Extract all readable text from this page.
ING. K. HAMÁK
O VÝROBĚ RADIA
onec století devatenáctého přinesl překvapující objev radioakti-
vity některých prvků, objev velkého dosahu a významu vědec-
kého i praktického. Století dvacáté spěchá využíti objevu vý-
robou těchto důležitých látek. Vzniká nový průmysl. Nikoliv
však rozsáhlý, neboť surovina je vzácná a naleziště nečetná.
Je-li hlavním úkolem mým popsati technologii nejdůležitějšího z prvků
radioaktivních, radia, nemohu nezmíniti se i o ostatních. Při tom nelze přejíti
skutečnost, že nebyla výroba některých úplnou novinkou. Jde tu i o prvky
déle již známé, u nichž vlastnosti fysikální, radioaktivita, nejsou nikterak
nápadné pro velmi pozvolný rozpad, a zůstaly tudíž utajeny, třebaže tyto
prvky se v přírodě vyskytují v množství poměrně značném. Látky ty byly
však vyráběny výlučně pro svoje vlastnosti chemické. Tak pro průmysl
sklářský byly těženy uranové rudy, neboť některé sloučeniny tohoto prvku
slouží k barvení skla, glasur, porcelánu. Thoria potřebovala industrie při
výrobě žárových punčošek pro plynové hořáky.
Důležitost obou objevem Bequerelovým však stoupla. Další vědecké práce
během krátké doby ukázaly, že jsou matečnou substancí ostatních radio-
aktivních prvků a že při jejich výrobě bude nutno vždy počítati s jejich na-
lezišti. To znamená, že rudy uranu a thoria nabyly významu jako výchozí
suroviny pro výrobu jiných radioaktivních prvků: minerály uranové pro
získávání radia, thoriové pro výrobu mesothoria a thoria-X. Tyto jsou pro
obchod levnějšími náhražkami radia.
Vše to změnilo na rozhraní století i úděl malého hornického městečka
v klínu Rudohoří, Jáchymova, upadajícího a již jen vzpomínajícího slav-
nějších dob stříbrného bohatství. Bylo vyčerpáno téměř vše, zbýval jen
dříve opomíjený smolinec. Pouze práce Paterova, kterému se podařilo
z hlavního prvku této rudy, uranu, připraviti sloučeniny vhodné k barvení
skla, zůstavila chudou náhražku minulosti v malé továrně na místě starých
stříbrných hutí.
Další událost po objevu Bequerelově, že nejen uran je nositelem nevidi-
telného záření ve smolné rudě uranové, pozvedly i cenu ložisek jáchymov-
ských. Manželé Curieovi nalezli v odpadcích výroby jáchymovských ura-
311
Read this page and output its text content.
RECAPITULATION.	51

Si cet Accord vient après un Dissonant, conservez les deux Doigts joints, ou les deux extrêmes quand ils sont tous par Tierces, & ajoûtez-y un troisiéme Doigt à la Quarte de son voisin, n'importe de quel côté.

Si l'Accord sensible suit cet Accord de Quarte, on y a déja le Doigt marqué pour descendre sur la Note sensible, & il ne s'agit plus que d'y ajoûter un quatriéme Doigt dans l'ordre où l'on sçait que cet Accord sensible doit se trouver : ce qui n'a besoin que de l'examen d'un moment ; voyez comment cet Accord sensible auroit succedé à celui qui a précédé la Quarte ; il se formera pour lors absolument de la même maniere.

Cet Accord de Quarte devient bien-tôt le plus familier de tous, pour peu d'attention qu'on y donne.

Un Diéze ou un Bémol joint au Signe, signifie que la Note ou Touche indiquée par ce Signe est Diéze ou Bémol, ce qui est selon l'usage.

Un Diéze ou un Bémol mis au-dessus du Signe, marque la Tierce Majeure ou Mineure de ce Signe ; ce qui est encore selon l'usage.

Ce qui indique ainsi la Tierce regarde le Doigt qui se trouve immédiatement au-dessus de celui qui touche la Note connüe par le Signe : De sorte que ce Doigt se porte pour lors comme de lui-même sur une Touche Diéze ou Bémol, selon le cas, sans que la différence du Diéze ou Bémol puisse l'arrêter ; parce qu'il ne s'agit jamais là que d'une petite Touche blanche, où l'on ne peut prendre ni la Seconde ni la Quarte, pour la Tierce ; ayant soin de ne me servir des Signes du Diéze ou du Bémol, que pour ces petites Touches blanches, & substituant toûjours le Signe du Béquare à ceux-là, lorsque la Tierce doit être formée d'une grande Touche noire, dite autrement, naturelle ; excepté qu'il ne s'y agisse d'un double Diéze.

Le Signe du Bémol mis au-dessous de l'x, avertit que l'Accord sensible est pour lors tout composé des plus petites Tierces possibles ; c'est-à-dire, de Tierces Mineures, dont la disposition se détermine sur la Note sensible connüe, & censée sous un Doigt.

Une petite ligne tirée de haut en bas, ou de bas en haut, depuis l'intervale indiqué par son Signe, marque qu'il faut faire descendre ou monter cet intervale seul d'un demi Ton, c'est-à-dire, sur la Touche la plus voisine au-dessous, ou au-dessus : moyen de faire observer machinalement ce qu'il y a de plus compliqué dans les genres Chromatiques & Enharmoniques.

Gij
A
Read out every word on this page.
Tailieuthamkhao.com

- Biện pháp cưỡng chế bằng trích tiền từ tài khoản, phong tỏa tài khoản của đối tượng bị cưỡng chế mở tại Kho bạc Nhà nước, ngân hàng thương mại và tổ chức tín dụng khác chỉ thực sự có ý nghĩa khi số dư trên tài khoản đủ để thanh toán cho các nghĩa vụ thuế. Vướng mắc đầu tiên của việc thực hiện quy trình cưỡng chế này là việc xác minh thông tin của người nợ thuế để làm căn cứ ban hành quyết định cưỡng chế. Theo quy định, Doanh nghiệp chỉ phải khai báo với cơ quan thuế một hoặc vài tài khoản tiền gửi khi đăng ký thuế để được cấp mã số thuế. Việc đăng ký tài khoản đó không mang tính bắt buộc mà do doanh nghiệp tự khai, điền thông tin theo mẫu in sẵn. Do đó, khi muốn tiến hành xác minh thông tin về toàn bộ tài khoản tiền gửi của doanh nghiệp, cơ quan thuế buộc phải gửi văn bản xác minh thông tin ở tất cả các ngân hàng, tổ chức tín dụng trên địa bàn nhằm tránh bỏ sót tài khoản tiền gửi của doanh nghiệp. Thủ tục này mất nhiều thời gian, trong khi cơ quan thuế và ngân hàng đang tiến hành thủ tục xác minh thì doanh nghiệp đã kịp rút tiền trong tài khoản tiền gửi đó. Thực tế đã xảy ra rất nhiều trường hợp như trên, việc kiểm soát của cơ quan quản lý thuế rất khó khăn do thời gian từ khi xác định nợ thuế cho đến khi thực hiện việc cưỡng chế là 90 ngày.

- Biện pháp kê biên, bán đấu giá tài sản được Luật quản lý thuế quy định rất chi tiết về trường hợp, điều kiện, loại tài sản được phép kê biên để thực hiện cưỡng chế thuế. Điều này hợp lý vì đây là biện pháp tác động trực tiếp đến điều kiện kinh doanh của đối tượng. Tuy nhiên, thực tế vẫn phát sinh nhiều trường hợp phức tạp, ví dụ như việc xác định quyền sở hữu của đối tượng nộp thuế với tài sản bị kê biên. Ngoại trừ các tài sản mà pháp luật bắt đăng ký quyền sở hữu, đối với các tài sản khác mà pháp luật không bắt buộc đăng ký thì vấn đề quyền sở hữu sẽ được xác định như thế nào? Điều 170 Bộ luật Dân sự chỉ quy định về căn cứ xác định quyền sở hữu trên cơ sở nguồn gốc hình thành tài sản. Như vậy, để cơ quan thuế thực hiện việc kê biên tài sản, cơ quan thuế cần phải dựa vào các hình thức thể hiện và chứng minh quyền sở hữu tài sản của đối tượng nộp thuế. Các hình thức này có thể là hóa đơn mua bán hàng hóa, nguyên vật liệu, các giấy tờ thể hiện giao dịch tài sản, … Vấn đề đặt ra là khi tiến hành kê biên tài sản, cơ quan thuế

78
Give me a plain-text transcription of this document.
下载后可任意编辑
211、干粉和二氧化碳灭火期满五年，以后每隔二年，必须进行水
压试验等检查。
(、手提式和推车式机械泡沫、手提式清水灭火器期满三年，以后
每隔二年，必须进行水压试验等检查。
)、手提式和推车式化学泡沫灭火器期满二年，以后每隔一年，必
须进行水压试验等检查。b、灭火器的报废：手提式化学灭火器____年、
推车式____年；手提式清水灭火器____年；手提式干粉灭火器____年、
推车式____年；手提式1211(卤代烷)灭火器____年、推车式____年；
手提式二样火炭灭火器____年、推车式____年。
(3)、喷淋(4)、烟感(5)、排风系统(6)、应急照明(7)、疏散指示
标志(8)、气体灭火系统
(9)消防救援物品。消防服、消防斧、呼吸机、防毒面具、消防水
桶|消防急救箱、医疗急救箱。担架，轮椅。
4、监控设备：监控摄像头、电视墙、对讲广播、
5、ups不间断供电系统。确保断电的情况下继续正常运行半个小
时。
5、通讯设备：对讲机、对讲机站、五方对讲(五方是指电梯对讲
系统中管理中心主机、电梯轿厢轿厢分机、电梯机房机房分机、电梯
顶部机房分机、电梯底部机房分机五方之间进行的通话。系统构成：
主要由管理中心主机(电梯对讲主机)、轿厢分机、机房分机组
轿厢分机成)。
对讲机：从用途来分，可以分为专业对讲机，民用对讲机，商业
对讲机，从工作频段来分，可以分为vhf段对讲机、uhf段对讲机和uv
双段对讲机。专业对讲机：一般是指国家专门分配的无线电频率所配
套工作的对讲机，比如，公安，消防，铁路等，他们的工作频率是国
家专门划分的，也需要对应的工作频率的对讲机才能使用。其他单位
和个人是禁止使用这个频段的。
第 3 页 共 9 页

* [Problem] Look above for every line with the word "dessus" and copy it.

* [Complete output]
Un Diéze ou un Bémol mis au-dessus du Signe, marque la Tierce Majeure ou Mineure de ce Signe ; ce qui est encore selon l'usage.
Ce qui indique ainsi la Tierce regarde le Doigt qui se trouve immédiatement au-dessus de celui qui touche la Note connüe par le Signe : De sorte que ce Doigt se porte pour lors comme de lui-même sur une Touche Diéze ou Bémol, selon le cas, sans que la différence du Diéze ou Bémol puisse l'arrêter ; parce qu'il ne s'agit jamais là que d'une petite Touche blanche, où l'on ne peut prendre ni la Seconde ni la Quarte, pour la Tierce ; ayant soin de ne me servir des Signes du Diéze ou du Bémol, que pour ces petites Touches blanches, & substituant toûjours le Signe du Béquare à ceux-là, lorsque la Tierce doit être formée d'une grande Touche noire, dite autrement, naturelle ; excepté qu'il ne s'y agisse d'un double Diéze.
Une petite ligne tirée de haut en bas, ou de bas en haut, depuis l'intervale indiqué par son Signe, marque qu'il faut faire descendre ou monter cet intervale seul d'un demi Ton, c'est-à-dire, sur la Touche la plus voisine au-dessous, ou au-dessus : moyen de faire observer machinalement ce qu'il y a de plus compliqué dans les genres Chromatiques & Enharmoniques.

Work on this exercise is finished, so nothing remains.